[Begin SUPPLIED INFORMATION]

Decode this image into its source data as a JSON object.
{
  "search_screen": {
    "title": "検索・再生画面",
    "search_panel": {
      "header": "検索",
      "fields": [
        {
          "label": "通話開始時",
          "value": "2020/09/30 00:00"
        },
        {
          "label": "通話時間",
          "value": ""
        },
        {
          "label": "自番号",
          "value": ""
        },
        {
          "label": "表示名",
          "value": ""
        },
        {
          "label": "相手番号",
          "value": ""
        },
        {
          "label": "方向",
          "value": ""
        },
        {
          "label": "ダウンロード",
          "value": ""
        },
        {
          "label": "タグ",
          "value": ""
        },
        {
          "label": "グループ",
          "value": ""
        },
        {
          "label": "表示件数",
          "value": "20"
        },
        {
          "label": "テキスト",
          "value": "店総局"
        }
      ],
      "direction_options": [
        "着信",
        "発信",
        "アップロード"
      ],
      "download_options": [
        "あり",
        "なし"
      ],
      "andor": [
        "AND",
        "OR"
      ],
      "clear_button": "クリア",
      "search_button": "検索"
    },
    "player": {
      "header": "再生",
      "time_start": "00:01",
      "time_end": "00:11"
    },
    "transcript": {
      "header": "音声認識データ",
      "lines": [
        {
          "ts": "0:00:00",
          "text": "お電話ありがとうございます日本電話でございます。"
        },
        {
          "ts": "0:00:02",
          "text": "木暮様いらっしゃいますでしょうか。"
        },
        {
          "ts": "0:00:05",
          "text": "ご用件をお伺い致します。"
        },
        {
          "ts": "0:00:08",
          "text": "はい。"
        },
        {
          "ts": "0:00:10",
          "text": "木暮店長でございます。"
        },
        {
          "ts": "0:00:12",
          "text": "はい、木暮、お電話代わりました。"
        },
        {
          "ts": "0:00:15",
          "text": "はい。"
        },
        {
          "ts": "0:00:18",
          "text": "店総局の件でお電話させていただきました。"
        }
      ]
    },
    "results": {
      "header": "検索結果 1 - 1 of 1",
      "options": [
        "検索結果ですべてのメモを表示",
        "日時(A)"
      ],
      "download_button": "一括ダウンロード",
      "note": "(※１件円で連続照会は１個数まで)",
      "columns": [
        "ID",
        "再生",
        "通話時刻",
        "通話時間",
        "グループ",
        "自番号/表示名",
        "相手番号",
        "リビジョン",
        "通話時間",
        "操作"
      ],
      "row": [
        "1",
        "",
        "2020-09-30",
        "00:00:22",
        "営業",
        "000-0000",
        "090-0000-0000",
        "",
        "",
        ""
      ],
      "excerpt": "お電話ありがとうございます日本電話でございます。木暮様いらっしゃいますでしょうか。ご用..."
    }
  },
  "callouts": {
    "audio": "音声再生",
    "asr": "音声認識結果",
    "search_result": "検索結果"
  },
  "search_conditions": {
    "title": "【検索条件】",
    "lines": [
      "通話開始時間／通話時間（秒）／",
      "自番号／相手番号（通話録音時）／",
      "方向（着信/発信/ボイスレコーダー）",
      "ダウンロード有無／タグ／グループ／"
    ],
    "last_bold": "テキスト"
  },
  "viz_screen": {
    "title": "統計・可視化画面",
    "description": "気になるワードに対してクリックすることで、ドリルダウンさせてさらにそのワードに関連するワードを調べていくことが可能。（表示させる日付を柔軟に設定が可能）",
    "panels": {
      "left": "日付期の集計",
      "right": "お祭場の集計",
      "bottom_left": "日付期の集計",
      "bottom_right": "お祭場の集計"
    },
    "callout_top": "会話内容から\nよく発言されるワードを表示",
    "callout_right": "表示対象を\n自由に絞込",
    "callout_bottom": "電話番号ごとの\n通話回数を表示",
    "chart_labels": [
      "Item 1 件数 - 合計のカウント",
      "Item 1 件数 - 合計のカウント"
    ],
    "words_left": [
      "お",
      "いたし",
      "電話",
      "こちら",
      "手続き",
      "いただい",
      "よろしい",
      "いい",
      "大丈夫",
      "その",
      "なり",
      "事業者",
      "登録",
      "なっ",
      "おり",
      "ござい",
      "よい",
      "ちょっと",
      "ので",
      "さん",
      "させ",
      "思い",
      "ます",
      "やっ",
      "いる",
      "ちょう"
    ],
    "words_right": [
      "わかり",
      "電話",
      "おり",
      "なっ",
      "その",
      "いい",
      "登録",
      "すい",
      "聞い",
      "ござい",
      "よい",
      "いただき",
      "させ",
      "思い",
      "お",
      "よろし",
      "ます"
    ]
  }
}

[End SUPPLIED INFORMATION]

#### [YOUR INSTRUCTIONS]
Your task is to repeat every entry exactly.

#### [ANSWER FOR THIS EXERCISE]
Decode this image into its source data as a JSON object.
{
  "search_screen": {
    "title": "検索・再生画面",
    "search_panel": {
      "header": "検索",
      "fields": [
        {
          "label": "通話開始時",
          "value": "2020/09/30 00:00"
        },
        {
          "label": "通話時間",
          "value": ""
        },
        {
          "label": "自番号",
          "value": ""
        },
        {
          "label": "表示名",
          "value": ""
        },
        {
          "label": "相手番号",
          "value": ""
        },
        {
          "label": "方向",
          "value": ""
        },
        {
          "label": "ダウンロード",
          "value": ""
        },
        {
          "label": "タグ",
          "value": ""
        },
        {
          "label": "グループ",
          "value": ""
        },
        {
          "label": "表示件数",
          "value": "20"
        },
        {
          "label": "テキスト",
          "value": "店総局"
        }
      ],
      "direction_options": [
        "着信",
        "発信",
        "アップロード"
      ],
      "download_options": [
        "あり",
        "なし"
      ],
      "andor": [
        "AND",
        "OR"
      ],
      "clear_button": "クリア",
      "search_button": "検索"
    },
    "player": {
      "header": "再生",
      "time_start": "00:01",
      "time_end": "00:11"
    },
    "transcript": {
      "header": "音声認識データ",
      "lines": [
        {
          "ts": "0:00:00",
          "text": "お電話ありがとうございます日本電話でございます。"
        },
        {
          "ts": "0:00:02",
          "text": "木暮様いらっしゃいますでしょうか。"
        },
        {
          "ts": "0:00:05",
          "text": "ご用件をお伺い致します。"
        },
        {
          "ts": "0:00:08",
          "text": "はい。"
        },
        {
          "ts": "0:00:10",
          "text": "木暮店長でございます。"
        },
        {
          "ts": "0:00:12",
          "text": "はい、木暮、お電話代わりました。"
        },
        {
          "ts": "0:00:15",
          "text": "はい。"
        },
        {
          "ts": "0:00:18",
          "text": "店総局の件でお電話させていただきました。"
        }
      ]
    },
    "results": {
      "header": "検索結果 1 - 1 of 1",
      "options": [
        "検索結果ですべてのメモを表示",
        "日時(A)"
      ],
      "download_button": "一括ダウンロード",
      "note": "(※１件円で連続照会は１個数まで)",
      "columns": [
        "ID",
        "再生",
        "通話時刻",
        "通話時間",
        "グループ",
        "自番号/表示名",
        "相手番号",
        "リビジョン",
        "通話時間",
        "操作"
      ],
      "row": [
        "1",
        "",
        "2020-09-30",
        "00:00:22",
        "営業",
        "000-0000",
        "090-0000-0000",
        "",
        "",
        ""
      ],
      "excerpt": "お電話ありがとうございます日本電話でございます。木暮様いらっしゃいますでしょうか。ご用..."
    }
  },
  "callouts": {
    "audio": "音声再生",
    "asr": "音声認識結果",
    "search_result": "検索結果"
  },
  "search_conditions": {
    "title": "【検索条件】",
    "lines": [
      "通話開始時間／通話時間（秒）／",
      "自番号／相手番号（通話録音時）／",
      "方向（着信/発信/ボイスレコーダー）",
      "ダウンロード有無／タグ／グループ／"
    ],
    "last_bold": "テキスト"
  },
  "viz_screen": {
    "title": "統計・可視化画面",
    "description": "気になるワードに対してクリックすることで、ドリルダウンさせてさらにそのワードに関連するワードを調べていくことが可能。（表示させる日付を柔軟に設定が可能）",
    "panels": {
      "left": "日付期の集計",
      "right": "お祭場の集計",
      "bottom_left": "日付期の集計",
      "bottom_right": "お祭場の集計"
    },
    "callout_top": "会話内容から\nよく発言されるワードを表示",
    "callout_right": "表示対象を\n自由に絞込",
    "callout_bottom": "電話番号ごとの\n通話回数を表示",
    "chart_labels": [
      "Item 1 件数 - 合計のカウント",
      "Item 1 件数 - 合計のカウント"
    ],
    "words_left": [
      "お",
      "いたし",
      "電話",
      "こちら",
      "手続き",
      "いただい",
      "よろしい",
      "いい",
      "大丈夫",
      "その",
      "なり",
      "事業者",
      "登録",
      "なっ",
      "おり",
      "ござい",
      "よい",
      "ちょっと",
      "ので",
      "さん",
      "させ",
      "思い",
      "ます",
      "やっ",
      "いる",
      "ちょう"
    ],
    "words_right": [
      "わかり",
      "電話",
      "おり",
      "なっ",
      "その",
      "いい",
      "登録",
      "すい",
      "聞い",
      "ござい",
      "よい",
      "いただき",
      "させ",
      "思い",
      "お",
      "よろし",
      "ます"
    ]
  }
}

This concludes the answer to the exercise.